> Exercise: An exact copy of all the data is required, with pictures left out.

> Dataset entries:
• • • •

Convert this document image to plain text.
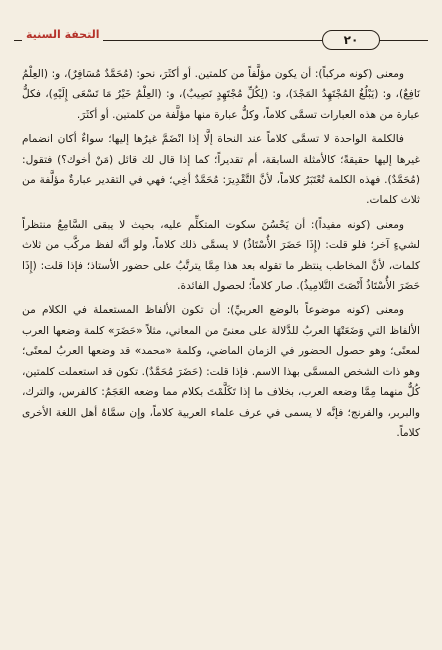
٢٠
التحفة السنية

ومعنى (كونه مركباً): أن يكون مؤلَّفاً من كلمتين. أو أكثَرَ، نحو: (مُحَمَّدٌ مُسَافِرٌ)، و: (العِلْمُ نَافِعٌ)، و: (يَبْلُغُ المُجْتَهِدُ المَجْدَ)، و: (لِكُلِّ مُجْتَهِدٍ نَصِيبٌ)، و: (العِلْمُ خَيْرُ مَا تَسْعَى إِلَيْهِ)، فكلُّ عبارة من هذه العبارات تسمَّى كلاماً، وكلُّ عبارة منها مؤلَّفة من كلمتين. أو أكثَرَ.

فالكلمة الواحدة لا تسمَّى كلاماً عند النحاة إلَّا إذا انْضَمَّ غيرُها إليها؛ سواءٌ أكان انضمام غيرها إليها حقيقةً؛ كالأمثلة السابقة، أم تقديراً؛ كما إذا قال لك قائل (مَنْ أخوك؟) فتقول: (مُحَمَّدٌ). فهذه الكلمة تُعْتَبَرُ كلاماً، لأنَّ التَّقْدِيرَ: مُحَمَّدٌ أخِي؛ فهي في التقدير عبارةٌ مؤلَّفة من ثلاث كلمات.

ومعنى (كونه مفيداً): أن يَحْسُنَ سكوت المتكلِّم عليه، بحيث لا يبقى السَّامِعُ منتظراً لشيءٍ آخر؛ فلو قلت: (إِذَا حَضَرَ الأُسْتَاذُ) لا يسمَّى ذلك كلاماً، ولو أنَّه لفظ مركَّب من ثلاث كلمات، لأنَّ المخاطب ينتظر ما تقوله بعد هذا مِمَّا يترتَّبُ على حضور الأستاذ؛ فإذا قلت: (إِذَا حَضَرَ الأُسْتَاذُ أَنْصَتَ التَّلامِيذُ). صار كلاماً؛ لحصول الفائدة.

ومعنى (كونه موضوعاً بالوضع العربيِّ): أن تكون الألفاظ المستعملة في الكلام من الألفاظ التي وَضَعَتْهَا العربُ للدَّلالة على معنىً من المعاني، مثلاً «حَضَرَ» كلمة وضعها العرب لمعنًى؛ وهو حصول الحضور في الزمان الماضي، وكلمة «محمد» قد وضعها العربُ لمعنًى؛ وهو ذات الشخص المسمَّى بهذا الاسم. فإذا قلت: (حَضَرَ مُحَمَّدٌ). تكون قد استعملت كلمتين، كُلٌّ منهما مِمَّا وضعه العرب، بخلاف ما إذا تَكَلَّمْتَ بكلام مما وضعه العَجَمُ: كالفرس، والترك، والبربر، والفرنج؛ فإنَّه لا يسمى في عرف علماء العربية كلاماً، وإن سمَّاهُ أهل اللغة الأخرى كلاماً.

• • • •

> Completed task:
Convert this document image to plain text.
٢٠
التحفة السنية

ومعنى (كونه مركباً): أن يكون مؤلَّفاً من كلمتين. أو أكثَرَ، نحو: (مُحَمَّدٌ مُسَافِرٌ)، و: (العِلْمُ نَافِعٌ)، و: (يَبْلُغُ المُجْتَهِدُ المَجْدَ)، و: (لِكُلِّ مُجْتَهِدٍ نَصِيبٌ)، و: (العِلْمُ خَيْرُ مَا تَسْعَى إِلَيْهِ)، فكلُّ عبارة من هذه العبارات تسمَّى كلاماً، وكلُّ عبارة منها مؤلَّفة من كلمتين. أو أكثَرَ.

فالكلمة الواحدة لا تسمَّى كلاماً عند النحاة إلَّا إذا انْضَمَّ غيرُها إليها؛ سواءٌ أكان انضمام غيرها إليها حقيقةً؛ كالأمثلة السابقة، أم تقديراً؛ كما إذا قال لك قائل (مَنْ أخوك؟) فتقول: (مُحَمَّدٌ). فهذه الكلمة تُعْتَبَرُ كلاماً، لأنَّ التَّقْدِيرَ: مُحَمَّدٌ أخِي؛ فهي في التقدير عبارةٌ مؤلَّفة من ثلاث كلمات.

ومعنى (كونه مفيداً): أن يَحْسُنَ سكوت المتكلِّم عليه، بحيث لا يبقى السَّامِعُ منتظراً لشيءٍ آخر؛ فلو قلت: (إِذَا حَضَرَ الأُسْتَاذُ) لا يسمَّى ذلك كلاماً، ولو أنَّه لفظ مركَّب من ثلاث كلمات، لأنَّ المخاطب ينتظر ما تقوله بعد هذا مِمَّا يترتَّبُ على حضور الأستاذ؛ فإذا قلت: (إِذَا حَضَرَ الأُسْتَاذُ أَنْصَتَ التَّلامِيذُ). صار كلاماً؛ لحصول الفائدة.

ومعنى (كونه موضوعاً بالوضع العربيِّ): أن تكون الألفاظ المستعملة في الكلام من الألفاظ التي وَضَعَتْهَا العربُ للدَّلالة على معنىً من المعاني، مثلاً «حَضَرَ» كلمة وضعها العرب لمعنًى؛ وهو حصول الحضور في الزمان الماضي، وكلمة «محمد» قد وضعها العربُ لمعنًى؛ وهو ذات الشخص المسمَّى بهذا الاسم. فإذا قلت: (حَضَرَ مُحَمَّدٌ). تكون قد استعملت كلمتين، كُلٌّ منهما مِمَّا وضعه العرب، بخلاف ما إذا تَكَلَّمْتَ بكلام مما وضعه العَجَمُ: كالفرس، والترك، والبربر، والفرنج؛ فإنَّه لا يسمى في عرف علماء العربية كلاماً، وإن سمَّاهُ أهل اللغة الأخرى كلاماً.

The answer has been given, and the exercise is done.